Task requirements
Your job is to retype all of the data word for word, leaving every image out.

════════════════════

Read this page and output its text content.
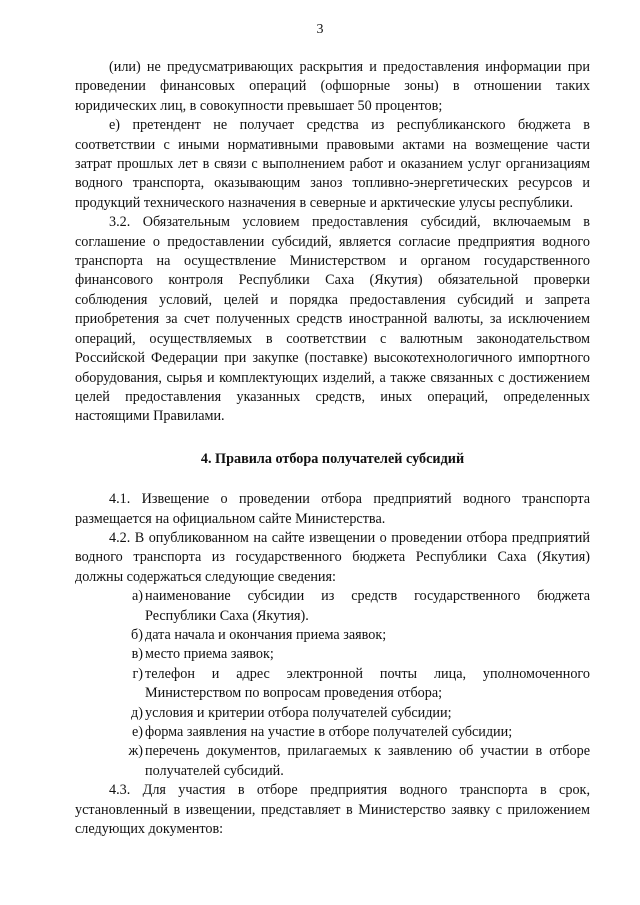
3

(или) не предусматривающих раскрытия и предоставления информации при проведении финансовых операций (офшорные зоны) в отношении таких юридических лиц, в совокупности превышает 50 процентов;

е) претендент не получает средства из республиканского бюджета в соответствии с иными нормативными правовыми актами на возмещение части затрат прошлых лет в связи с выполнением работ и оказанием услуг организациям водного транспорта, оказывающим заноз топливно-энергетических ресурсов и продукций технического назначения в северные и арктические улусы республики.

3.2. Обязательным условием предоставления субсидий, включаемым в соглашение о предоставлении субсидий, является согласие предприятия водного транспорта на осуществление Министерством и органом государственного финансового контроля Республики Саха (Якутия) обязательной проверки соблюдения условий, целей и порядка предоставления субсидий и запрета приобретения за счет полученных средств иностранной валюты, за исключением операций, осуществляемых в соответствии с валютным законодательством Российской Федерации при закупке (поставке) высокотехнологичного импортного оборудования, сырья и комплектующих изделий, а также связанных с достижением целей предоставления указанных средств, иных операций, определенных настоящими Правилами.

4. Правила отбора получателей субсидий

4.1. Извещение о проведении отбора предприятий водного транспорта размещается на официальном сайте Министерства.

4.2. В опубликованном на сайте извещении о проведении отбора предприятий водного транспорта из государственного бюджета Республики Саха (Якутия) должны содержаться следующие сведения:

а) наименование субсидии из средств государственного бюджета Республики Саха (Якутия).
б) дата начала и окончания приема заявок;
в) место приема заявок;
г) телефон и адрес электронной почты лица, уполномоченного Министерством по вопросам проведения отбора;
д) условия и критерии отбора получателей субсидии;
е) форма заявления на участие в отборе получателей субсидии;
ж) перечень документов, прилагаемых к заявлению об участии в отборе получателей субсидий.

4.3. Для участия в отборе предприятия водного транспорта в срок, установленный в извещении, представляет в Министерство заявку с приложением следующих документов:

════════════════════

Final answer
Read this page and output its text content.
3

(или) не предусматривающих раскрытия и предоставления информации при проведении финансовых операций (офшорные зоны) в отношении таких юридических лиц, в совокупности превышает 50 процентов;

е) претендент не получает средства из республиканского бюджета в соответствии с иными нормативными правовыми актами на возмещение части затрат прошлых лет в связи с выполнением работ и оказанием услуг организациям водного транспорта, оказывающим заноз топливно-энергетических ресурсов и продукций технического назначения в северные и арктические улусы республики.

3.2. Обязательным условием предоставления субсидий, включаемым в соглашение о предоставлении субсидий, является согласие предприятия водного транспорта на осуществление Министерством и органом государственного финансового контроля Республики Саха (Якутия) обязательной проверки соблюдения условий, целей и порядка предоставления субсидий и запрета приобретения за счет полученных средств иностранной валюты, за исключением операций, осуществляемых в соответствии с валютным законодательством Российской Федерации при закупке (поставке) высокотехнологичного импортного оборудования, сырья и комплектующих изделий, а также связанных с достижением целей предоставления указанных средств, иных операций, определенных настоящими Правилами.

4. Правила отбора получателей субсидий

4.1. Извещение о проведении отбора предприятий водного транспорта размещается на официальном сайте Министерства.

4.2. В опубликованном на сайте извещении о проведении отбора предприятий водного транспорта из государственного бюджета Республики Саха (Якутия) должны содержаться следующие сведения:

а) наименование субсидии из средств государственного бюджета Республики Саха (Якутия).
б) дата начала и окончания приема заявок;
в) место приема заявок;
г) телефон и адрес электронной почты лица, уполномоченного Министерством по вопросам проведения отбора;
д) условия и критерии отбора получателей субсидии;
е) форма заявления на участие в отборе получателей субсидии;
ж) перечень документов, прилагаемых к заявлению об участии в отборе получателей субсидий.

4.3. Для участия в отборе предприятия водного транспорта в срок, установленный в извещении, представляет в Министерство заявку с приложением следующих документов:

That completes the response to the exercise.